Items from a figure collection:
+++
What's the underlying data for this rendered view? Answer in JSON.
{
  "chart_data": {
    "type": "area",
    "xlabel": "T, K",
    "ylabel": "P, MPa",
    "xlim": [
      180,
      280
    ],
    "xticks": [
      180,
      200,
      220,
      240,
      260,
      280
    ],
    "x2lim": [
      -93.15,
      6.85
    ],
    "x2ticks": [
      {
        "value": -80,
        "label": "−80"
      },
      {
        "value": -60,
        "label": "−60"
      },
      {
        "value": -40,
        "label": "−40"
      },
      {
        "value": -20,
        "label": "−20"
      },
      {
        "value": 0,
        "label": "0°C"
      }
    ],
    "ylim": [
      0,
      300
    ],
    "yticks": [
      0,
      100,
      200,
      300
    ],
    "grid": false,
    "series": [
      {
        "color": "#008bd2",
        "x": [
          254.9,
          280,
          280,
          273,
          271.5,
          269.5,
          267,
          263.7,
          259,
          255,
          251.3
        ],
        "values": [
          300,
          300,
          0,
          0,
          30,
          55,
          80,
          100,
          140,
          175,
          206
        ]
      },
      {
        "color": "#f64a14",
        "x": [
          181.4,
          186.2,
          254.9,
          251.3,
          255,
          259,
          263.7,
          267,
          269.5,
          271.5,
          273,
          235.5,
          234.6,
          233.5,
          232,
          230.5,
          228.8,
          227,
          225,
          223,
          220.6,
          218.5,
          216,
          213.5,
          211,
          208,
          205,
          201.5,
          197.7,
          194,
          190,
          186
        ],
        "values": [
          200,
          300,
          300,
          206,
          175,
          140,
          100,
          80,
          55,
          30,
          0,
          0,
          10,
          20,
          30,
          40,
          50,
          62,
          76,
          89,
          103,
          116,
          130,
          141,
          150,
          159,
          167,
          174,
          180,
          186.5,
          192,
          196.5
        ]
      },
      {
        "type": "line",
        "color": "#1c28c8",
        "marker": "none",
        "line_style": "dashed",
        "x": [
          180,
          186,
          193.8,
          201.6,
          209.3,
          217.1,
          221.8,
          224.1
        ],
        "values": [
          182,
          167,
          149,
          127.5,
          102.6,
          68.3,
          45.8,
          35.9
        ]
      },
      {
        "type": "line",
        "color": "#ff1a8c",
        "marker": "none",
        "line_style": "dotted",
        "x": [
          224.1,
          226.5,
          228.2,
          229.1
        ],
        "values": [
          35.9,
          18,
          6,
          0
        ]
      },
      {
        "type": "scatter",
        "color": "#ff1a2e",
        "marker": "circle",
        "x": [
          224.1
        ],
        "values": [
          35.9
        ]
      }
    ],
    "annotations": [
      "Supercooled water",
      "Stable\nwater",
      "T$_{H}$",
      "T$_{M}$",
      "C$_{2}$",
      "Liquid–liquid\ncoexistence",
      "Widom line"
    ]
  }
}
+++
What you need to do => Restate the whole listing exactly.

Expected answer =>
What's the underlying data for this rendered view? Answer in JSON.
{
  "chart_data": {
    "type": "area",
    "xlabel": "T, K",
    "ylabel": "P, MPa",
    "xlim": [
      180,
      280
    ],
    "xticks": [
      180,
      200,
      220,
      240,
      260,
      280
    ],
    "x2lim": [
      -93.15,
      6.85
    ],
    "x2ticks": [
      {
        "value": -80,
        "label": "−80"
      },
      {
        "value": -60,
        "label": "−60"
      },
      {
        "value": -40,
        "label": "−40"
      },
      {
        "value": -20,
        "label": "−20"
      },
      {
        "value": 0,
        "label": "0°C"
      }
    ],
    "ylim": [
      0,
      300
    ],
    "yticks": [
      0,
      100,
      200,
      300
    ],
    "grid": false,
    "series": [
      {
        "color": "#008bd2",
        "x": [
          254.9,
          280,
          280,
          273,
          271.5,
          269.5,
          267,
          263.7,
          259,
          255,
          251.3
        ],
        "values": [
          300,
          300,
          0,
          0,
          30,
          55,
          80,
          100,
          140,
          175,
          206
        ]
      },
      {
        "color": "#f64a14",
        "x": [
          181.4,
          186.2,
          254.9,
          251.3,
          255,
          259,
          263.7,
          267,
          269.5,
          271.5,
          273,
          235.5,
          234.6,
          233.5,
          232,
          230.5,
          228.8,
          227,
          225,
          223,
          220.6,
          218.5,
          216,
          213.5,
          211,
          208,
          205,
          201.5,
          197.7,
          194,
          190,
          186
        ],
        "values": [
          200,
          300,
          300,
          206,
          175,
          140,
          100,
          80,
          55,
          30,
          0,
          0,
          10,
          20,
          30,
          40,
          50,
          62,
          76,
          89,
          103,
          116,
          130,
          141,
          150,
          159,
          167,
          174,
          180,
          186.5,
          192,
          196.5
        ]
      },
      {
        "type": "line",
        "color": "#1c28c8",
        "marker": "none",
        "line_style": "dashed",
        "x": [
          180,
          186,
          193.8,
          201.6,
          209.3,
          217.1,
          221.8,
          224.1
        ],
        "values": [
          182,
          167,
          149,
          127.5,
          102.6,
          68.3,
          45.8,
          35.9
        ]
      },
      {
        "type": "line",
        "color": "#ff1a8c",
        "marker": "none",
        "line_style": "dotted",
        "x": [
          224.1,
          226.5,
          228.2,
          229.1
        ],
        "values": [
          35.9,
          18,
          6,
          0
        ]
      },
      {
        "type": "scatter",
        "color": "#ff1a2e",
        "marker": "circle",
        "x": [
          224.1
        ],
        "values": [
          35.9
        ]
      }
    ],
    "annotations": [
      "Supercooled water",
      "Stable\nwater",
      "T$_{H}$",
      "T$_{M}$",
      "C$_{2}$",
      "Liquid–liquid\ncoexistence",
      "Widom line"
    ]
  }
}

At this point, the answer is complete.